* [Supplied material]:
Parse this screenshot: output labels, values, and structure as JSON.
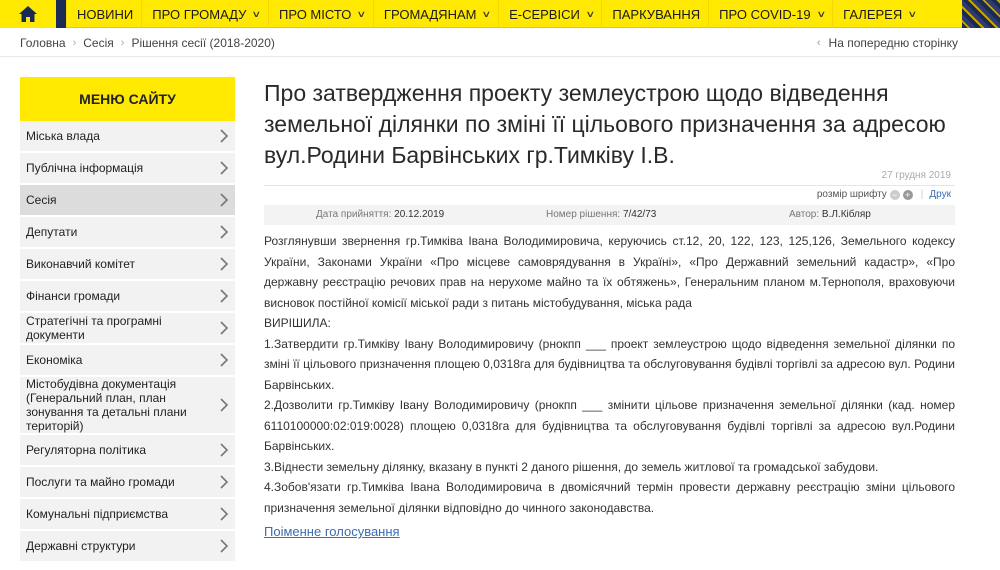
{
  "nav": {
    "items": [
      {
        "label": "НОВИНИ",
        "has_dropdown": false
      },
      {
        "label": "ПРО ГРОМАДУ",
        "has_dropdown": true
      },
      {
        "label": "ПРО МІСТО",
        "has_dropdown": true
      },
      {
        "label": "ГРОМАДЯНАМ",
        "has_dropdown": true
      },
      {
        "label": "Е-СЕРВІСИ",
        "has_dropdown": true
      },
      {
        "label": "ПАРКУВАННЯ",
        "has_dropdown": false
      },
      {
        "label": "ПРО COVID-19",
        "has_dropdown": true
      },
      {
        "label": "ГАЛЕРЕЯ",
        "has_dropdown": true
      }
    ],
    "accent_color": "#ffe900"
  },
  "breadcrumb": {
    "items": [
      "Головна",
      "Сесія",
      "Рішення сесії (2018-2020)"
    ],
    "back_label": "На попередню сторінку"
  },
  "sidebar": {
    "title": "МЕНЮ САЙТУ",
    "items": [
      {
        "label": "Міська влада"
      },
      {
        "label": "Публічна інформація"
      },
      {
        "label": "Сесія",
        "active": true
      },
      {
        "label": "Депутати"
      },
      {
        "label": "Виконавчий комітет"
      },
      {
        "label": "Фінанси громади"
      },
      {
        "label": "Стратегічні та програмні документи"
      },
      {
        "label": "Економіка"
      },
      {
        "label": "Містобудівна документація (Генеральний план, план зонування та детальні плани територій)"
      },
      {
        "label": "Регуляторна політика"
      },
      {
        "label": "Послуги та майно громади"
      },
      {
        "label": "Комунальні підприємства"
      },
      {
        "label": "Державні структури"
      }
    ]
  },
  "article": {
    "title": "Про затвердження проекту землеустрою щодо відведення земельної ділянки по зміні її цільового призначення за адресою вул.Родини Барвінських гр.Тимківу І.В.",
    "date": "27 грудня 2019",
    "font_size_label": "розмір шрифту",
    "print_label": "Друк",
    "meta": {
      "adopted_label": "Дата прийняття:",
      "adopted_value": "20.12.2019",
      "number_label": "Номер рішення:",
      "number_value": "7/42/73",
      "author_label": "Автор:",
      "author_value": "В.Л.Кібляр"
    },
    "paragraphs": [
      "Розглянувши звернення гр.Тимківа Івана Володимировича, керуючись ст.12, 20, 122, 123, 125,126, Земельного кодексу України, Законами України «Про місцеве самоврядування в Україні», «Про Державний земельний кадастр», «Про державну реєстрацію речових прав на нерухоме майно та їх обтяжень», Генеральним планом м.Тернополя, враховуючи висновок постійної комісії міської ради з питань містобудування, міська рада",
      "ВИРІШИЛА:",
      "1.Затвердити гр.Тимківу Івану Володимировичу (рнокпп ___ проект землеустрою щодо відведення земельної ділянки по зміні її цільового призначення площею 0,0318га для будівництва та обслуговування будівлі торгівлі за адресою вул. Родини Барвінських.",
      "2.Дозволити гр.Тимківу Івану Володимировичу (рнокпп ___ змінити цільове призначення земельної ділянки (кад. номер 6110100000:02:019:0028) площею 0,0318га для будівництва та обслуговування будівлі торгівлі за адресою вул.Родини Барвінських.",
      "3.Віднести земельну ділянку, вказану в пункті 2 даного рішення, до земель житлової та громадської забудови.",
      "4.Зобов'язати гр.Тимківа Івана Володимировича в двомісячний термін провести державну реєстрацію зміни цільового призначення земельної ділянки відповідно до чинного законодавства."
    ],
    "vote_link": "Поіменне голосування"
  }
}
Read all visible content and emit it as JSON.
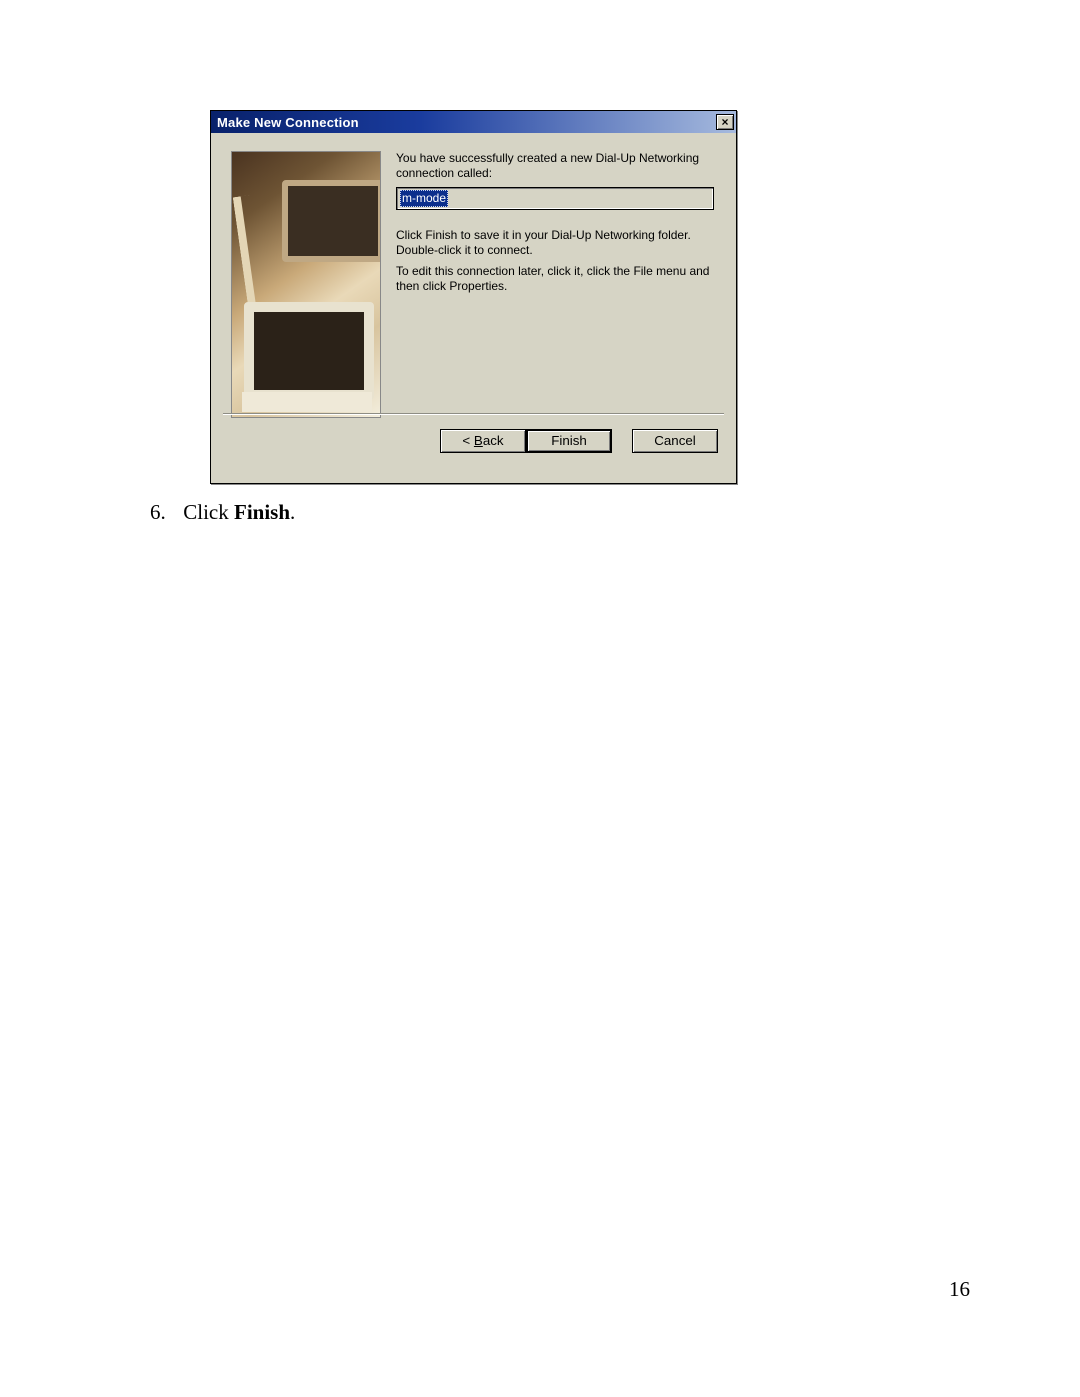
{
  "dialog": {
    "title": "Make New Connection",
    "close_label": "×",
    "text1": "You have successfully created a new Dial-Up Networking connection called:",
    "connection_name": "m-mode",
    "text2": "Click Finish to save it in your Dial-Up Networking folder. Double-click it to connect.",
    "text3": "To edit this connection later, click it, click the File menu and then click Properties.",
    "buttons": {
      "back_prefix": "< ",
      "back_u": "B",
      "back_rest": "ack",
      "finish": "Finish",
      "cancel": "Cancel"
    }
  },
  "step": {
    "num": "6.",
    "pre": "Click ",
    "bold": "Finish",
    "post": "."
  },
  "page_number": "16"
}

* [Directions]: Filter the records down to the lines that contain the string "щодо", and copy those lines.

* [Exercise response]:
    "title": "Про затвердження проекту землеустрою щодо відведення земельної ділянки по зміні її цільового призначення за адресою вул.Родини Барвінських гр.Тимківу І.В.",
      "1.Затвердити гр.Тимківу Івану Володимировичу (рнокпп ___ проект землеустрою щодо відведення земельної ділянки по зміні її цільового призначення площею 0,0318га для будівництва та обслуговування будівлі торгівлі за адресою вул. Родини Барвінських.",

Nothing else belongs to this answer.